* AIM
Your task is to reproduce the material exactly.

---------- SUPPLIED DATA

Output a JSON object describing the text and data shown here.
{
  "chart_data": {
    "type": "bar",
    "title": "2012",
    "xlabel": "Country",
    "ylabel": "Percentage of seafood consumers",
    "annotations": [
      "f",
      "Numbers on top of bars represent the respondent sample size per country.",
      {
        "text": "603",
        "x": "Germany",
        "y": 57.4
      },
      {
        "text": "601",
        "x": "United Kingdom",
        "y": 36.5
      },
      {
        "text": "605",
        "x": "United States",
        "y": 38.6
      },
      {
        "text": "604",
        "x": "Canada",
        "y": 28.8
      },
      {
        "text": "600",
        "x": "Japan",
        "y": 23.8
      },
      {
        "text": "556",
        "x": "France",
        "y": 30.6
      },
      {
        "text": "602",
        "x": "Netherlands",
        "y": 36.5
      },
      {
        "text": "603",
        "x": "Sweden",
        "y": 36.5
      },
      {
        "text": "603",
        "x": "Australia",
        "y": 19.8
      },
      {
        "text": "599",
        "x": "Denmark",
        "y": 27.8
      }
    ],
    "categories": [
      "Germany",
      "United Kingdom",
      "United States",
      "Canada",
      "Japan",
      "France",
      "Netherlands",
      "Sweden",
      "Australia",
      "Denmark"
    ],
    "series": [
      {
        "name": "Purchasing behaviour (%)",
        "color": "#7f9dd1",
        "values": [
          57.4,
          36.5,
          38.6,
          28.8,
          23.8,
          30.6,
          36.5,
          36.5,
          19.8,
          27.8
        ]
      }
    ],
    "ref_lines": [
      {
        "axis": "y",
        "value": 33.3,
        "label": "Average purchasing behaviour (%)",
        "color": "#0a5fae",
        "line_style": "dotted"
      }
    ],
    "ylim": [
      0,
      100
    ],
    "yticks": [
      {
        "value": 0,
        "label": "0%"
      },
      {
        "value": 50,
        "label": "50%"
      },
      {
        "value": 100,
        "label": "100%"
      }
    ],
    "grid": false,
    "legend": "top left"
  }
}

--------------------

* FINISHED ANSWER
Output a JSON object describing the text and data shown here.
{
  "chart_data": {
    "type": "bar",
    "title": "2012",
    "xlabel": "Country",
    "ylabel": "Percentage of seafood consumers",
    "annotations": [
      "f",
      "Numbers on top of bars represent the respondent sample size per country.",
      {
        "text": "603",
        "x": "Germany",
        "y": 57.4
      },
      {
        "text": "601",
        "x": "United Kingdom",
        "y": 36.5
      },
      {
        "text": "605",
        "x": "United States",
        "y": 38.6
      },
      {
        "text": "604",
        "x": "Canada",
        "y": 28.8
      },
      {
        "text": "600",
        "x": "Japan",
        "y": 23.8
      },
      {
        "text": "556",
        "x": "France",
        "y": 30.6
      },
      {
        "text": "602",
        "x": "Netherlands",
        "y": 36.5
      },
      {
        "text": "603",
        "x": "Sweden",
        "y": 36.5
      },
      {
        "text": "603",
        "x": "Australia",
        "y": 19.8
      },
      {
        "text": "599",
        "x": "Denmark",
        "y": 27.8
      }
    ],
    "categories": [
      "Germany",
      "United Kingdom",
      "United States",
      "Canada",
      "Japan",
      "France",
      "Netherlands",
      "Sweden",
      "Australia",
      "Denmark"
    ],
    "series": [
      {
        "name": "Purchasing behaviour (%)",
        "color": "#7f9dd1",
        "values": [
          57.4,
          36.5,
          38.6,
          28.8,
          23.8,
          30.6,
          36.5,
          36.5,
          19.8,
          27.8
        ]
      }
    ],
    "ref_lines": [
      {
        "axis": "y",
        "value": 33.3,
        "label": "Average purchasing behaviour (%)",
        "color": "#0a5fae",
        "line_style": "dotted"
      }
    ],
    "ylim": [
      0,
      100
    ],
    "yticks": [
      {
        "value": 0,
        "label": "0%"
      },
      {
        "value": 50,
        "label": "50%"
      },
      {
        "value": 100,
        "label": "100%"
      }
    ],
    "grid": false,
    "legend": "top left"
  }
}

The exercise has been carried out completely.